═══ TEXTO PROPORCIONADO
El lanzamiento de la bomba atómica sobre Hiroshima, el 6 de agosto de 1945, pudo ser la noticia más impactante del siglo XX, pero la manipulación informativa dirigida por Washington y Tokio disolvió el impacto educativo de esa tragedia y trocó al periodismo en agente cómplice de la guerra
A conclusiones como ésta llega un libro de Silvia González, periodista venezolana e investigadora del Colegio de México, «Hiroshima, la noticia que nunca fue», tomando ese episodio para mostrar cómo se censura la información en tiempos de conflicto.
Con base en ese «modelo atómico» de comunicación, seis décadas después «se repiten las prácticas manipuladoras desde los círculos de poder, y se divulgan informes inexactos o apresurados, exagerados o parciales, o rumores, que pueden afectar hasta el largo plazo la percepción del público», advirtió González en entrevista con IPS.
══════
═══ REGISTROS DE DATOS
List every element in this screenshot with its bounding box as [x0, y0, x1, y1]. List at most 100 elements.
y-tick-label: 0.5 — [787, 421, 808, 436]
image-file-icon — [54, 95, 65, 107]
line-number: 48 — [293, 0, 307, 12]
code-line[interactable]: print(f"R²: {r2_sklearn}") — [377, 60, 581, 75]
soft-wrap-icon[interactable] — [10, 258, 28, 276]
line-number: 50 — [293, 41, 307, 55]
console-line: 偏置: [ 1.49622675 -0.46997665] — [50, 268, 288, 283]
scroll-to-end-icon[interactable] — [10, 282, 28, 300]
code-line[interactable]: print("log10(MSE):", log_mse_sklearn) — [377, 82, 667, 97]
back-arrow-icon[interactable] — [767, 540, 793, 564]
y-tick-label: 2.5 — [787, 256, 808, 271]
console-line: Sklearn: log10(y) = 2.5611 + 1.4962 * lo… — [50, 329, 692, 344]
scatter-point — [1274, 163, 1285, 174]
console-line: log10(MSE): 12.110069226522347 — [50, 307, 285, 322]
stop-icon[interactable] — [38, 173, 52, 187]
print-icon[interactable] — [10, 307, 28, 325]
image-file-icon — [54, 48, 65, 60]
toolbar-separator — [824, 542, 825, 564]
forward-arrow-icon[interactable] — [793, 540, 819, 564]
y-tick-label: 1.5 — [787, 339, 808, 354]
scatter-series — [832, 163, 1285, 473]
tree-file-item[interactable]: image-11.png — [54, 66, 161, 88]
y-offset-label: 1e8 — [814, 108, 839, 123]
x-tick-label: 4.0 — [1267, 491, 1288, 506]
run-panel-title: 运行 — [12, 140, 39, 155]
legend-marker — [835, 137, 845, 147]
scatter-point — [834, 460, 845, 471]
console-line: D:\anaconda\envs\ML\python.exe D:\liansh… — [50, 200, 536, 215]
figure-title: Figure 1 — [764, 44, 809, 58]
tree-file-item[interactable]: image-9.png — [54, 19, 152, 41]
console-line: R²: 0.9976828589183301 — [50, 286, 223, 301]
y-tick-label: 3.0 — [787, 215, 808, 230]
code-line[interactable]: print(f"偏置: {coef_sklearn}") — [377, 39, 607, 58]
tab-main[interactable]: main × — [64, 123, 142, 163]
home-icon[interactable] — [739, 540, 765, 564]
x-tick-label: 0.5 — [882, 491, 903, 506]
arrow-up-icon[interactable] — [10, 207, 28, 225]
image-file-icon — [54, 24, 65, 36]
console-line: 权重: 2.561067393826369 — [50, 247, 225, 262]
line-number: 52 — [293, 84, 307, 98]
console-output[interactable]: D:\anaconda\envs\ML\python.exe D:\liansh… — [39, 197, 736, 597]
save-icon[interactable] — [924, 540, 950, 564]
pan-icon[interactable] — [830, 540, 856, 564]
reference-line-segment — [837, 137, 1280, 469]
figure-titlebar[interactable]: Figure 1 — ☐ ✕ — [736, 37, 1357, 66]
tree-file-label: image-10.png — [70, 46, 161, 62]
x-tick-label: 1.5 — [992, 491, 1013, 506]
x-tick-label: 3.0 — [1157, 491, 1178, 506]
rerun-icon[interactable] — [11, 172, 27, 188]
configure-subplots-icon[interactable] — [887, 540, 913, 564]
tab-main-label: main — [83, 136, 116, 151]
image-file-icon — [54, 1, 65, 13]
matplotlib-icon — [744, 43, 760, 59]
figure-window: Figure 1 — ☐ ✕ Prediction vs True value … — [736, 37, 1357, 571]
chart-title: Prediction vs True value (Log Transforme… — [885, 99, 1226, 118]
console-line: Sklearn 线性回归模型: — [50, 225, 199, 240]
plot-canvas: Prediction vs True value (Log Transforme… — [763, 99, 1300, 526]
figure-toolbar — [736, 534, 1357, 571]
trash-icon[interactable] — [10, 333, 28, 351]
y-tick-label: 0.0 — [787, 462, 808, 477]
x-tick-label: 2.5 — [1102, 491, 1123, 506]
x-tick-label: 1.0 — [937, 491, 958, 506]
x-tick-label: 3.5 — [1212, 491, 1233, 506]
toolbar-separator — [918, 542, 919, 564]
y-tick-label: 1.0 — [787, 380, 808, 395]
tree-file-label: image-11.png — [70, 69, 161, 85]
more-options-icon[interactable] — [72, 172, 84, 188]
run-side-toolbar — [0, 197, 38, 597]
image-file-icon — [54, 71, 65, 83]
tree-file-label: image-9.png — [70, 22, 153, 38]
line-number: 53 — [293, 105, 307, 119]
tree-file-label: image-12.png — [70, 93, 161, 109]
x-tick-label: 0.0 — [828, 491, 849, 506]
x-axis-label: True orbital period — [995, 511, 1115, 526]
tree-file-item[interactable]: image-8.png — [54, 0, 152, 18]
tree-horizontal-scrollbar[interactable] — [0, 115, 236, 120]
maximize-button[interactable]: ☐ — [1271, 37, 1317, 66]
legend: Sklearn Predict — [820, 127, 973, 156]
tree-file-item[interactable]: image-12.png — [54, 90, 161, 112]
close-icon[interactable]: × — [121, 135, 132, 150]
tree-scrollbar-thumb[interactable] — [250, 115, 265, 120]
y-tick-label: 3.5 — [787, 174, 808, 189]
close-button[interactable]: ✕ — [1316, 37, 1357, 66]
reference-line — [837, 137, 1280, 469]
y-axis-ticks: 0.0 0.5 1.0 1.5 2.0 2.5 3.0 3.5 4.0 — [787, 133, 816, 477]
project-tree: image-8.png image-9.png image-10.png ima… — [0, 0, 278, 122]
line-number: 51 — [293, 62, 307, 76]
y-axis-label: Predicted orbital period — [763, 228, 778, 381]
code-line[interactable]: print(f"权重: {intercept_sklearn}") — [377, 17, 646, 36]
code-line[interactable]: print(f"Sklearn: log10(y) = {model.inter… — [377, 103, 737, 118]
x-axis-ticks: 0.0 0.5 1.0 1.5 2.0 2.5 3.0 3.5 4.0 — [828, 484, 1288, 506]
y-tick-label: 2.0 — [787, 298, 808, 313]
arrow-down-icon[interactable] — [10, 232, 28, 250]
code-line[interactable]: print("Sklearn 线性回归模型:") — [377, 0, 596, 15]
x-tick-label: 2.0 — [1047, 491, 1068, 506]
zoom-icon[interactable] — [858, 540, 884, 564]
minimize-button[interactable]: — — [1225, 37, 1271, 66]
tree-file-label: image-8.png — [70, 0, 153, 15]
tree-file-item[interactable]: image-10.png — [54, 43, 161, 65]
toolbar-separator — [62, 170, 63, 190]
══════
### PARTES DEL EJERCICIO
- a) Responde según el texto sobre Hiroshima:
(i) ¿En qué fecha se lanzó la bomba atómica sobre Hiroshima?
(ii) ¿Qué título tiene el libro de Silvia González?
(iii) ¿Con qué medio habló González en entrevista?
- b) Por favor, enumera los adjetivos con que el texto sobre Hiroshima califica los informes que se divulgan desde los círculos de poder.
- c) Prosigue el texto sobre Hiroshima a partir de su última oración.

### RESPUESTAS
- a)
(i) El 6 de agosto de 1945.
(ii) «Hiroshima, la noticia que nunca fue».
(iii) Con IPS.

- b) Inexactos, apresurados, exagerados, parciales.

- c)
A las ocho y doce minutos de la mañana del 6 de agosto de 1945, en las postrimerías de la segunda guerra mundial, el bombardero estadounidense B-29 Enola Gay dejó caer sobre Hiroshima el artilugio bautizado Little Boy (niñito), que estalló a 300 metros sobre la ciudad, para aumentar su alcance letal, con una explosión de una magnitud equivalente a 12.000 toneladas de dinamita.
Se calcula que más de 80.000 de los 250.000 habitantes de Hiroshima murieron ese día y al menos otros 60.000 en las semanas siguientes, víctimas de las quemaduras causadas por las radiaciones de uranio y los incendios causados por la bomba.
Tres días después, Estados Unidos lanzó una segunda bomba, de plutonio, sobre Nagasaki, otra ciudad japonesa, causando otras 80.000 víctimas, lo que forzó la rendición incondicional del imperio del sol naciente.
El 7 de agosto de 1945, los diarios japoneses dedicaron apenas unas pocas líneas a informar que aviones B-29 habían arrojado bombas incendiarias sobre Hiroshima «causando unos cuantos daños», según la escueta reseña del rotativo Asahi.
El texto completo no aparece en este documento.